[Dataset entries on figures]

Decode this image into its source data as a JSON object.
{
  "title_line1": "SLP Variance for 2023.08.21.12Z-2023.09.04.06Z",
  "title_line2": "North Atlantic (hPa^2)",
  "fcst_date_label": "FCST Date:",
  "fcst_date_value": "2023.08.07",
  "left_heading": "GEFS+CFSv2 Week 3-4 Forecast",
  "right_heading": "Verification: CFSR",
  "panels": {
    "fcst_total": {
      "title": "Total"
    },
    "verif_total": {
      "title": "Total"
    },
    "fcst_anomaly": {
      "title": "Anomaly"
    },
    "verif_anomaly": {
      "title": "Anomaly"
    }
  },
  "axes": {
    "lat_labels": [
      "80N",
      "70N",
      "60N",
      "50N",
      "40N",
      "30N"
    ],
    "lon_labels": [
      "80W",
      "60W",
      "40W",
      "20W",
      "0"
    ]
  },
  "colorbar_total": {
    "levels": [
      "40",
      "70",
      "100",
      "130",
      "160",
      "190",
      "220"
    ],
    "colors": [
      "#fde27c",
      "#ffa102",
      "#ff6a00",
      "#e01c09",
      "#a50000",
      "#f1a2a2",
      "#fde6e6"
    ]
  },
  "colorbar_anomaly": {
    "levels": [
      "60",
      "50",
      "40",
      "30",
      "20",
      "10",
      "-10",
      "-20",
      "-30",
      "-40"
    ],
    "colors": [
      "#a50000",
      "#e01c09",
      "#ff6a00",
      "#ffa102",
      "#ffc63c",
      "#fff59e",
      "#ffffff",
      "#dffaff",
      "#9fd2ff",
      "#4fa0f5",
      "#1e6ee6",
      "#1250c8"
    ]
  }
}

§ **Written request**: Print all of the entries exactly as they are written.

§ **Reply**:
Decode this image into its source data as a JSON object.
{
  "title_line1": "SLP Variance for 2023.08.21.12Z-2023.09.04.06Z",
  "title_line2": "North Atlantic (hPa^2)",
  "fcst_date_label": "FCST Date:",
  "fcst_date_value": "2023.08.07",
  "left_heading": "GEFS+CFSv2 Week 3-4 Forecast",
  "right_heading": "Verification: CFSR",
  "panels": {
    "fcst_total": {
      "title": "Total"
    },
    "verif_total": {
      "title": "Total"
    },
    "fcst_anomaly": {
      "title": "Anomaly"
    },
    "verif_anomaly": {
      "title": "Anomaly"
    }
  },
  "axes": {
    "lat_labels": [
      "80N",
      "70N",
      "60N",
      "50N",
      "40N",
      "30N"
    ],
    "lon_labels": [
      "80W",
      "60W",
      "40W",
      "20W",
      "0"
    ]
  },
  "colorbar_total": {
    "levels": [
      "40",
      "70",
      "100",
      "130",
      "160",
      "190",
      "220"
    ],
    "colors": [
      "#fde27c",
      "#ffa102",
      "#ff6a00",
      "#e01c09",
      "#a50000",
      "#f1a2a2",
      "#fde6e6"
    ]
  },
  "colorbar_anomaly": {
    "levels": [
      "60",
      "50",
      "40",
      "30",
      "20",
      "10",
      "-10",
      "-20",
      "-30",
      "-40"
    ],
    "colors": [
      "#a50000",
      "#e01c09",
      "#ff6a00",
      "#ffa102",
      "#ffc63c",
      "#fff59e",
      "#ffffff",
      "#dffaff",
      "#9fd2ff",
      "#4fa0f5",
      "#1e6ee6",
      "#1250c8"
    ]
  }
}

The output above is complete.